> _What to produce_
Transcribe every line of the records below word for word, omitting the pictures.

(Stored entries)
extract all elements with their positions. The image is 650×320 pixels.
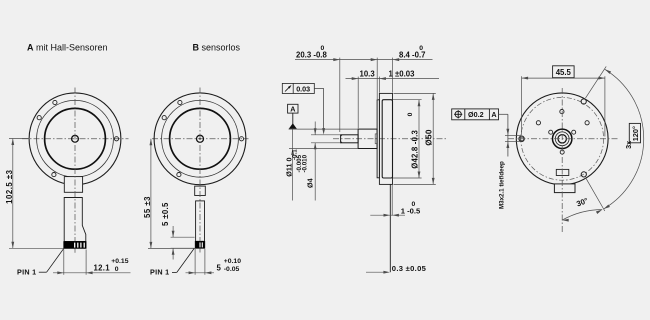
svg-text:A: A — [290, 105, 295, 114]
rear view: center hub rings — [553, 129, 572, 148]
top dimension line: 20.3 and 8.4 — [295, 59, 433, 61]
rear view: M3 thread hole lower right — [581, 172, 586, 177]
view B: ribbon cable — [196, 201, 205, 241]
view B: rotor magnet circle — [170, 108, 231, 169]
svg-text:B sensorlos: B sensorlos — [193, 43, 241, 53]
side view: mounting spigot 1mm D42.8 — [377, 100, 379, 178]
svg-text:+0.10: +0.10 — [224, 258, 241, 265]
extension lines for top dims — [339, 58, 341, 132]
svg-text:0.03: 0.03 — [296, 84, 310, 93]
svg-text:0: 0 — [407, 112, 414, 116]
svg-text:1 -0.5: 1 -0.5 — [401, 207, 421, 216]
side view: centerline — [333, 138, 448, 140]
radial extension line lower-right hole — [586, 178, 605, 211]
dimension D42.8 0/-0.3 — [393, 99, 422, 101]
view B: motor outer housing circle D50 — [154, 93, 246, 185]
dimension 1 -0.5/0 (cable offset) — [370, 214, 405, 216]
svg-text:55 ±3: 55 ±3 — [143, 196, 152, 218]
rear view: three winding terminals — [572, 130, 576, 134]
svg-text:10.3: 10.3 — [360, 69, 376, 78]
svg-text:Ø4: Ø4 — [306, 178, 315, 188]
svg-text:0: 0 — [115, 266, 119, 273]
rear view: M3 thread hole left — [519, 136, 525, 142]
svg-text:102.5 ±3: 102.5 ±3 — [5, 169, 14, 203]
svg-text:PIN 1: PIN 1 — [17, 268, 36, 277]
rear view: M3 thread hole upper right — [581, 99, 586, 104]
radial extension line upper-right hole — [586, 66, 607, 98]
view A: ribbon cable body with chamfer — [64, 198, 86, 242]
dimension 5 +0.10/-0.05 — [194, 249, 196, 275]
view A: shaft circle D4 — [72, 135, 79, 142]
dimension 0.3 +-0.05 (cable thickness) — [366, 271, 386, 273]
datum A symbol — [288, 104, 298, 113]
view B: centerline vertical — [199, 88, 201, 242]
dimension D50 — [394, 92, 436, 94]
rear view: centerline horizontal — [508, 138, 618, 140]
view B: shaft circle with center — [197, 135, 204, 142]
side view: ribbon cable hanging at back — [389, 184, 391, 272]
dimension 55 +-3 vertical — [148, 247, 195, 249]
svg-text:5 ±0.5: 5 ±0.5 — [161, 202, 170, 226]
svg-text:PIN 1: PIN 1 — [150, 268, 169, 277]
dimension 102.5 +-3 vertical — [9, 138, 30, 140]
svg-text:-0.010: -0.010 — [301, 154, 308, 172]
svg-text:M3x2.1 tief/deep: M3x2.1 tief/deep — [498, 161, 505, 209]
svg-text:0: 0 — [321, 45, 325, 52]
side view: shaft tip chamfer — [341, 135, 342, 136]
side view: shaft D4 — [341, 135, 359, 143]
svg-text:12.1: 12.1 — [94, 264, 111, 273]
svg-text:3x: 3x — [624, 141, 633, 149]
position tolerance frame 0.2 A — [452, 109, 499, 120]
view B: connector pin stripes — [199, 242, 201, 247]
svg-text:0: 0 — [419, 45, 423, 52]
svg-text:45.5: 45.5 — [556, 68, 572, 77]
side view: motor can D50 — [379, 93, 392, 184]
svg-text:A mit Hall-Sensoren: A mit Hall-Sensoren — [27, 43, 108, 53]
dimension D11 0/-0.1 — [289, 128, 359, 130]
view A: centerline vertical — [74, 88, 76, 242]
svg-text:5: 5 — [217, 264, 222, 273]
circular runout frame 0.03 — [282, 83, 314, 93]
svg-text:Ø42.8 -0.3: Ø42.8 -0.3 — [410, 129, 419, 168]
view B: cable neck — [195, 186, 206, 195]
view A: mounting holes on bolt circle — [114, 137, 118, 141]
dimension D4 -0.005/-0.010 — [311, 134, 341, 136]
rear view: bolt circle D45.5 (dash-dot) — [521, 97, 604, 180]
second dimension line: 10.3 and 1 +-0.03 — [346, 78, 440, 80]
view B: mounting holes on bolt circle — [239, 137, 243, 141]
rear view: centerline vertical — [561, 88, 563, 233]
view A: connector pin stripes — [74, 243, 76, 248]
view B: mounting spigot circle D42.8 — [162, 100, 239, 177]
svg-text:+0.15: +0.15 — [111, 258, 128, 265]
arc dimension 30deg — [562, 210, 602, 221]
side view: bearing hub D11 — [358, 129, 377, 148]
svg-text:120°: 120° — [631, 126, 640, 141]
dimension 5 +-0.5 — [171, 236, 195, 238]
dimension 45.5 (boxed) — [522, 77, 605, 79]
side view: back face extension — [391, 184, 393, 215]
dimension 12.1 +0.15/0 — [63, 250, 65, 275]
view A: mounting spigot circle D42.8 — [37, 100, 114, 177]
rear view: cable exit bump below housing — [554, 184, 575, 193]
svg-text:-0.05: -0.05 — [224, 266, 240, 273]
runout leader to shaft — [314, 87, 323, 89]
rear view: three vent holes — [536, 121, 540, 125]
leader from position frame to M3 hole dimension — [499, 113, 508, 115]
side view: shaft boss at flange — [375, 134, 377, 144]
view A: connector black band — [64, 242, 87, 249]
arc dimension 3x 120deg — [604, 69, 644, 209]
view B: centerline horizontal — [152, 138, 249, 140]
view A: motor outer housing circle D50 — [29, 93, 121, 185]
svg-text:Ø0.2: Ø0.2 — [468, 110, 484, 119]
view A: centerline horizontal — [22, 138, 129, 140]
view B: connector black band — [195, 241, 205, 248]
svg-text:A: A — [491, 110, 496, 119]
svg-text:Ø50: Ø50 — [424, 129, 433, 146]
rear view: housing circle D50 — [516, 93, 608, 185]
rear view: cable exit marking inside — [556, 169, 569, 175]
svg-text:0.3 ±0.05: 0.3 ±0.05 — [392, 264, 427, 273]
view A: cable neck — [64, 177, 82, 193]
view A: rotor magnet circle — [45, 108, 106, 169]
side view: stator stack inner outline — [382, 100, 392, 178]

> _Exercise result_
extract all elements with their positions. The image is 650×320 pixels.
svg-text:A: A — [290, 105, 295, 114]
rear view: center hub rings — [553, 129, 572, 148]
top dimension line: 20.3 and 8.4 — [295, 59, 433, 61]
rear view: M3 thread hole lower right — [581, 172, 586, 177]
view B: ribbon cable — [196, 201, 205, 241]
view B: rotor magnet circle — [170, 108, 231, 169]
svg-text:B sensorlos: B sensorlos — [193, 43, 241, 53]
side view: mounting spigot 1mm D42.8 — [377, 100, 379, 178]
svg-text:+0.10: +0.10 — [224, 258, 241, 265]
extension lines for top dims — [339, 58, 341, 132]
svg-text:0.03: 0.03 — [296, 84, 310, 93]
svg-text:0: 0 — [407, 112, 414, 116]
svg-text:1 -0.5: 1 -0.5 — [401, 207, 421, 216]
side view: centerline — [333, 138, 448, 140]
radial extension line lower-right hole — [586, 178, 605, 211]
dimension D42.8 0/-0.3 — [393, 99, 422, 101]
view B: motor outer housing circle D50 — [154, 93, 246, 185]
dimension 1 -0.5/0 (cable offset) — [370, 214, 405, 216]
svg-text:55 ±3: 55 ±3 — [143, 196, 152, 218]
rear view: three winding terminals — [572, 130, 576, 134]
svg-text:10.3: 10.3 — [360, 69, 376, 78]
svg-text:Ø4: Ø4 — [306, 178, 315, 188]
svg-text:0: 0 — [115, 266, 119, 273]
rear view: M3 thread hole left — [519, 136, 525, 142]
svg-text:102.5 ±3: 102.5 ±3 — [5, 169, 14, 203]
svg-text:PIN 1: PIN 1 — [17, 268, 36, 277]
rear view: M3 thread hole upper right — [581, 99, 586, 104]
radial extension line upper-right hole — [586, 66, 607, 98]
view A: ribbon cable body with chamfer — [64, 198, 86, 242]
dimension 5 +0.10/-0.05 — [194, 249, 196, 275]
view A: shaft circle D4 — [72, 135, 79, 142]
dimension 0.3 +-0.05 (cable thickness) — [366, 271, 386, 273]
datum A symbol — [288, 104, 298, 113]
view B: centerline vertical — [199, 88, 201, 242]
dimension D50 — [394, 92, 436, 94]
rear view: centerline horizontal — [508, 138, 618, 140]
view B: shaft circle with center — [197, 135, 204, 142]
side view: ribbon cable hanging at back — [389, 184, 391, 272]
dimension 55 +-3 vertical — [148, 247, 195, 249]
svg-text:5 ±0.5: 5 ±0.5 — [161, 202, 170, 226]
svg-text:PIN 1: PIN 1 — [150, 268, 169, 277]
dimension 102.5 +-3 vertical — [9, 138, 30, 140]
svg-text:-0.010: -0.010 — [301, 154, 308, 172]
svg-text:M3x2.1 tief/deep: M3x2.1 tief/deep — [498, 161, 505, 209]
svg-text:0: 0 — [321, 45, 325, 52]
side view: shaft tip chamfer — [341, 135, 342, 136]
side view: shaft D4 — [341, 135, 359, 143]
svg-text:12.1: 12.1 — [94, 264, 111, 273]
svg-text:3x: 3x — [624, 141, 633, 149]
position tolerance frame 0.2 A — [452, 109, 499, 120]
view B: connector pin stripes — [199, 242, 201, 247]
svg-text:0: 0 — [419, 45, 423, 52]
svg-text:45.5: 45.5 — [556, 68, 572, 77]
side view: motor can D50 — [379, 93, 392, 184]
svg-text:A mit Hall-Sensoren: A mit Hall-Sensoren — [27, 43, 108, 53]
dimension D11 0/-0.1 — [289, 128, 359, 130]
view A: centerline vertical — [74, 88, 76, 242]
svg-text:5: 5 — [217, 264, 222, 273]
circular runout frame 0.03 — [282, 83, 314, 93]
svg-text:Ø42.8 -0.3: Ø42.8 -0.3 — [410, 129, 419, 168]
view B: cable neck — [195, 186, 206, 195]
view A: mounting holes on bolt circle — [114, 137, 118, 141]
dimension D4 -0.005/-0.010 — [311, 134, 341, 136]
rear view: bolt circle D45.5 (dash-dot) — [521, 97, 604, 180]
second dimension line: 10.3 and 1 +-0.03 — [346, 78, 440, 80]
view B: mounting holes on bolt circle — [239, 137, 243, 141]
rear view: centerline vertical — [561, 88, 563, 233]
view A: connector pin stripes — [74, 243, 76, 248]
view B: mounting spigot circle D42.8 — [162, 100, 239, 177]
svg-text:+0.15: +0.15 — [111, 258, 128, 265]
arc dimension 30deg — [562, 210, 602, 221]
side view: bearing hub D11 — [358, 129, 377, 148]
svg-text:120°: 120° — [631, 126, 640, 141]
dimension 5 +-0.5 — [171, 236, 195, 238]
dimension 45.5 (boxed) — [522, 77, 605, 79]
side view: back face extension — [391, 184, 393, 215]
dimension 12.1 +0.15/0 — [63, 250, 65, 275]
view A: mounting spigot circle D42.8 — [37, 100, 114, 177]
rear view: cable exit bump below housing — [554, 184, 575, 193]
svg-text:-0.05: -0.05 — [224, 266, 240, 273]
runout leader to shaft — [314, 87, 323, 89]
rear view: three vent holes — [536, 121, 540, 125]
leader from position frame to M3 hole dimension — [499, 113, 508, 115]
side view: shaft boss at flange — [375, 134, 377, 144]
view A: connector black band — [64, 242, 87, 249]
arc dimension 3x 120deg — [604, 69, 644, 209]
view B: centerline horizontal — [152, 138, 249, 140]
view A: motor outer housing circle D50 — [29, 93, 121, 185]
svg-text:Ø0.2: Ø0.2 — [468, 110, 484, 119]
view A: centerline horizontal — [22, 138, 129, 140]
view B: connector black band — [195, 241, 205, 248]
svg-text:A: A — [491, 110, 496, 119]
svg-text:Ø50: Ø50 — [424, 129, 433, 146]
rear view: housing circle D50 — [516, 93, 608, 185]
rear view: cable exit marking inside — [556, 169, 569, 175]
svg-text:0.3 ±0.05: 0.3 ±0.05 — [392, 264, 427, 273]
view A: cable neck — [64, 177, 82, 193]
view A: rotor magnet circle — [45, 108, 106, 169]
side view: stator stack inner outline — [382, 100, 392, 178]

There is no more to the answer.